> _WORK INSTRUCTIONS_
Pick out each line in these entries that contains the string "text".

> _Extracted data entries_
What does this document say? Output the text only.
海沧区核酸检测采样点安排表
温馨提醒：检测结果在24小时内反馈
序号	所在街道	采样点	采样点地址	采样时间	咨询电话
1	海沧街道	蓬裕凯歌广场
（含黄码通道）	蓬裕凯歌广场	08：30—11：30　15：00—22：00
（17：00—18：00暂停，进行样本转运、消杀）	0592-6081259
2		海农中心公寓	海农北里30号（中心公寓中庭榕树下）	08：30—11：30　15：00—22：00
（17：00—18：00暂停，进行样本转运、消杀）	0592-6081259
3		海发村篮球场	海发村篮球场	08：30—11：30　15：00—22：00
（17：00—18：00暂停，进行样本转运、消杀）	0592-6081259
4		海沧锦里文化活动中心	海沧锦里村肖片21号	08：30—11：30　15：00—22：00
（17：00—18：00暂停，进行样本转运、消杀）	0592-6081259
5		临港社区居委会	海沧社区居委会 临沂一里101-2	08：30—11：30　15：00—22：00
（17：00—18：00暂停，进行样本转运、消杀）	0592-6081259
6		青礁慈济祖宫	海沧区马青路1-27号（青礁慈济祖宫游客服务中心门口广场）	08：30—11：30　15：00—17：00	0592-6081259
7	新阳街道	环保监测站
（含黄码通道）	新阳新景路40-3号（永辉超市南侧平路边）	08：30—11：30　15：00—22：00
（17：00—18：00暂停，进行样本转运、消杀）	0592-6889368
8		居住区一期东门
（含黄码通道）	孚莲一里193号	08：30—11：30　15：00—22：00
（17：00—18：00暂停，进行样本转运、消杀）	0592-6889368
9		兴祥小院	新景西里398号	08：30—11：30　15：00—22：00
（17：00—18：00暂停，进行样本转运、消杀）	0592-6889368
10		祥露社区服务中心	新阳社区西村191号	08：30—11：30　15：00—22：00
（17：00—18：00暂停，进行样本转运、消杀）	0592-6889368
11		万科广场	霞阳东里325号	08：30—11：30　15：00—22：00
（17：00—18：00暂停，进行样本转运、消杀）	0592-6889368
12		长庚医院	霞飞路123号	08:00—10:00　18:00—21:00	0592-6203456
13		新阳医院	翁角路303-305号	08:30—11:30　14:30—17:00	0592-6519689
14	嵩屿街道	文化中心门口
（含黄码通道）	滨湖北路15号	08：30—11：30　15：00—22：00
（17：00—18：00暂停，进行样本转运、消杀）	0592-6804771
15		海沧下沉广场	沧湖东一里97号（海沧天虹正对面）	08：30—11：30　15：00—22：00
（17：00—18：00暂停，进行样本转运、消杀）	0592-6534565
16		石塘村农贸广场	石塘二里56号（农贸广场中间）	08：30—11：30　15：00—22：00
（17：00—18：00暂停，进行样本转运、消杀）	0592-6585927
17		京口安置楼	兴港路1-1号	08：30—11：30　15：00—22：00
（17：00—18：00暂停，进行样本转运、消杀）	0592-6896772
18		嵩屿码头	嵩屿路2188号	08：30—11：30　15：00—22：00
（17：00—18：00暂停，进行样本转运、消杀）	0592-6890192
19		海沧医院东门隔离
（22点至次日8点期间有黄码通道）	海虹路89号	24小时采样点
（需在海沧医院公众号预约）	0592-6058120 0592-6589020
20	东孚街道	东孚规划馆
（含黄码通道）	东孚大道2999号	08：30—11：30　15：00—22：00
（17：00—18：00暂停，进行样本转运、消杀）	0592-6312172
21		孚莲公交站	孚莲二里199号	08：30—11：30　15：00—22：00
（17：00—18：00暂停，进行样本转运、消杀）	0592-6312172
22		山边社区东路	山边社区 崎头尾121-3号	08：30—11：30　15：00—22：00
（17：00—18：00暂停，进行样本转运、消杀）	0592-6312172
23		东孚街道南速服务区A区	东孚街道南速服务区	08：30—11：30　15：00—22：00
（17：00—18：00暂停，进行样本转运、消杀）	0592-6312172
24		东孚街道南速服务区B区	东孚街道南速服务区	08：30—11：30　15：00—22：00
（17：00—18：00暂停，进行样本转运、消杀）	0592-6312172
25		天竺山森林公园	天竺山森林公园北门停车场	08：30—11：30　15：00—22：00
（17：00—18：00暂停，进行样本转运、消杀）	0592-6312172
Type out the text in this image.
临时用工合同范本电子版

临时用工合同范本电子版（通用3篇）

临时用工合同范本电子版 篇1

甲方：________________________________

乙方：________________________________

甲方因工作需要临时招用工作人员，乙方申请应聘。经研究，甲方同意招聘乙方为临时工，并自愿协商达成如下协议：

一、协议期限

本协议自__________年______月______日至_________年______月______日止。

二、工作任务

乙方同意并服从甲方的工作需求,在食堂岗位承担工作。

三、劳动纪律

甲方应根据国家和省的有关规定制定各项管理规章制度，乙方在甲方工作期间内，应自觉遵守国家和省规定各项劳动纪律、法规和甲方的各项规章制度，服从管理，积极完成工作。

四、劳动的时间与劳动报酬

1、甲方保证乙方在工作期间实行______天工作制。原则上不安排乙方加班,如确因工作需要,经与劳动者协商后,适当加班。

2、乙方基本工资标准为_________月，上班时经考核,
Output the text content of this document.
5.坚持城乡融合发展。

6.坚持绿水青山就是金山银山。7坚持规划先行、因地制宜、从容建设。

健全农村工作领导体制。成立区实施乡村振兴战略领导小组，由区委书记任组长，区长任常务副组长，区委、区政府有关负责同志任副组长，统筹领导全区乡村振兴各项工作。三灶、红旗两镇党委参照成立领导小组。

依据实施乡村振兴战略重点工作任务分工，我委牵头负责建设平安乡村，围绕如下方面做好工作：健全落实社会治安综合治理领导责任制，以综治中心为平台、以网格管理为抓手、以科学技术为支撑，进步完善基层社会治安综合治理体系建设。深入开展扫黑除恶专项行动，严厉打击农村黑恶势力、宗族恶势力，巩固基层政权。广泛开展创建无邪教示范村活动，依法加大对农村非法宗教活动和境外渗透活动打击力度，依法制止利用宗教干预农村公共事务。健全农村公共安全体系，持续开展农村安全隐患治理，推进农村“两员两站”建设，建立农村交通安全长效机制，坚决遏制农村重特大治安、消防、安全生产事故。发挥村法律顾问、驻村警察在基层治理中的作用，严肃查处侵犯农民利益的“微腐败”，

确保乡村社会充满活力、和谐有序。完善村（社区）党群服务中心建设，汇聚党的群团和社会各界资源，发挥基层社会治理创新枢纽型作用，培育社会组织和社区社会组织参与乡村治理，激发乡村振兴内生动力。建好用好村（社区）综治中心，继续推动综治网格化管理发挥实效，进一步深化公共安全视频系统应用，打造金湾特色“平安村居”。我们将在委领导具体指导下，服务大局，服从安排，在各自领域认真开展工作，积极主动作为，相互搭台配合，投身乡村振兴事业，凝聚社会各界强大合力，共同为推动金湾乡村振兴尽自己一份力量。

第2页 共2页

> _SOLUTION TO THE PROBLEM_
What does this document say? Output the text only.
Type out the text in this image.
Output the text content of this document.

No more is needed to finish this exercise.